**PROBLEM REQUIREMENTS**
Convert each record's lines into a numbered list, leaving out any blank lines.

((

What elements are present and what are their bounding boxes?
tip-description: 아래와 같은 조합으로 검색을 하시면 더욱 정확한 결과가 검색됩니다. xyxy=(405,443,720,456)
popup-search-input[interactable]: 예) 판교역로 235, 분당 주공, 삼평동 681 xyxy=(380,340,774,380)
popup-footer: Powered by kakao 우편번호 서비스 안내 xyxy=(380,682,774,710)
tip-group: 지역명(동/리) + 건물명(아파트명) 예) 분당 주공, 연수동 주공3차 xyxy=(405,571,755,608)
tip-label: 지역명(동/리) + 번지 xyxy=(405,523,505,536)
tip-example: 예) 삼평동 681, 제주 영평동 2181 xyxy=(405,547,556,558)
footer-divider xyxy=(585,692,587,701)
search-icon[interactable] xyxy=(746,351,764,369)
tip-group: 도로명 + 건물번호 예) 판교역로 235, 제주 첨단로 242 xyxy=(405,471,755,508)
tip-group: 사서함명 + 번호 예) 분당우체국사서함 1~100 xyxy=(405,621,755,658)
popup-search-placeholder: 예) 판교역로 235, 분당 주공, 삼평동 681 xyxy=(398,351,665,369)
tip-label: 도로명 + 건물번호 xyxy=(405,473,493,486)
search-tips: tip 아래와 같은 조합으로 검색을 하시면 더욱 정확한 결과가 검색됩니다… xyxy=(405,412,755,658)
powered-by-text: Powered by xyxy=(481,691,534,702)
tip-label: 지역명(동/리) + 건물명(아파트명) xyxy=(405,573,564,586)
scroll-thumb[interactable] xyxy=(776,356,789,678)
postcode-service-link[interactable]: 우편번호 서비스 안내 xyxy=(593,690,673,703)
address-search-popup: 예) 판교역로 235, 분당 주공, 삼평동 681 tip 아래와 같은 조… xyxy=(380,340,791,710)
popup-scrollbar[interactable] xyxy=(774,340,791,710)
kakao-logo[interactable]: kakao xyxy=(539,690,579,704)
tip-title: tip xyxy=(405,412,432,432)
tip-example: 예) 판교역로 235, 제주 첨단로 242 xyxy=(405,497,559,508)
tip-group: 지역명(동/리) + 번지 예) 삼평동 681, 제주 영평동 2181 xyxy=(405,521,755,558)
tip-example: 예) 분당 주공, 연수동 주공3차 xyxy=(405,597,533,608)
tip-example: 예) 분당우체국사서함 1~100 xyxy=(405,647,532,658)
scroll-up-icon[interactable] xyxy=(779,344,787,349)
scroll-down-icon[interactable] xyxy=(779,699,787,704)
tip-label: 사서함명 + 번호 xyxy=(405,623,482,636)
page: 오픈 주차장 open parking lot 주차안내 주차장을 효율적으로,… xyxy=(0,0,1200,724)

))

**RESPONSE TO THE EXERCISE**
1. What elements are present and what are their bounding boxes?
2. tip-description: 아래와 같은 조합으로 검색을 하시면 더욱 정확한 결과가 검색됩니다. xyxy=(405,443,720,456)
3. popup-search-input[interactable]: 예) 판교역로 235, 분당 주공, 삼평동 681 xyxy=(380,340,774,380)
4. popup-footer: Powered by kakao 우편번호 서비스 안내 xyxy=(380,682,774,710)
5. tip-group: 지역명(동/리) + 건물명(아파트명) 예) 분당 주공, 연수동 주공3차 xyxy=(405,571,755,608)
6. tip-label: 지역명(동/리) + 번지 xyxy=(405,523,505,536)
7. tip-example: 예) 삼평동 681, 제주 영평동 2181 xyxy=(405,547,556,558)
8. footer-divider xyxy=(585,692,587,701)
9. search-icon[interactable] xyxy=(746,351,764,369)
10. tip-group: 도로명 + 건물번호 예) 판교역로 235, 제주 첨단로 242 xyxy=(405,471,755,508)
11. tip-group: 사서함명 + 번호 예) 분당우체국사서함 1~100 xyxy=(405,621,755,658)
12. popup-search-placeholder: 예) 판교역로 235, 분당 주공, 삼평동 681 xyxy=(398,351,665,369)
13. tip-label: 도로명 + 건물번호 xyxy=(405,473,493,486)
14. search-tips: tip 아래와 같은 조합으로 검색을 하시면 더욱 정확한 결과가 검색됩니다… xyxy=(405,412,755,658)
15. powered-by-text: Powered by xyxy=(481,691,534,702)
16. tip-label: 지역명(동/리) + 건물명(아파트명) xyxy=(405,573,564,586)
17. scroll-thumb[interactable] xyxy=(776,356,789,678)
18. postcode-service-link[interactable]: 우편번호 서비스 안내 xyxy=(593,690,673,703)
19. address-search-popup: 예) 판교역로 235, 분당 주공, 삼평동 681 tip 아래와 같은 조… xyxy=(380,340,791,710)
20. popup-scrollbar[interactable] xyxy=(774,340,791,710)
21. kakao-logo[interactable]: kakao xyxy=(539,690,579,704)
22. tip-title: tip xyxy=(405,412,432,432)
23. tip-example: 예) 판교역로 235, 제주 첨단로 242 xyxy=(405,497,559,508)
24. tip-group: 지역명(동/리) + 번지 예) 삼평동 681, 제주 영평동 2181 xyxy=(405,521,755,558)
25. tip-example: 예) 분당 주공, 연수동 주공3차 xyxy=(405,597,533,608)
26. tip-example: 예) 분당우체국사서함 1~100 xyxy=(405,647,532,658)
27. scroll-up-icon[interactable] xyxy=(779,344,787,349)
28. scroll-down-icon[interactable] xyxy=(779,699,787,704)
29. tip-label: 사서함명 + 번호 xyxy=(405,623,482,636)
30. page: 오픈 주차장 open parking lot 주차안내 주차장을 효율적으로,… xyxy=(0,0,1200,724)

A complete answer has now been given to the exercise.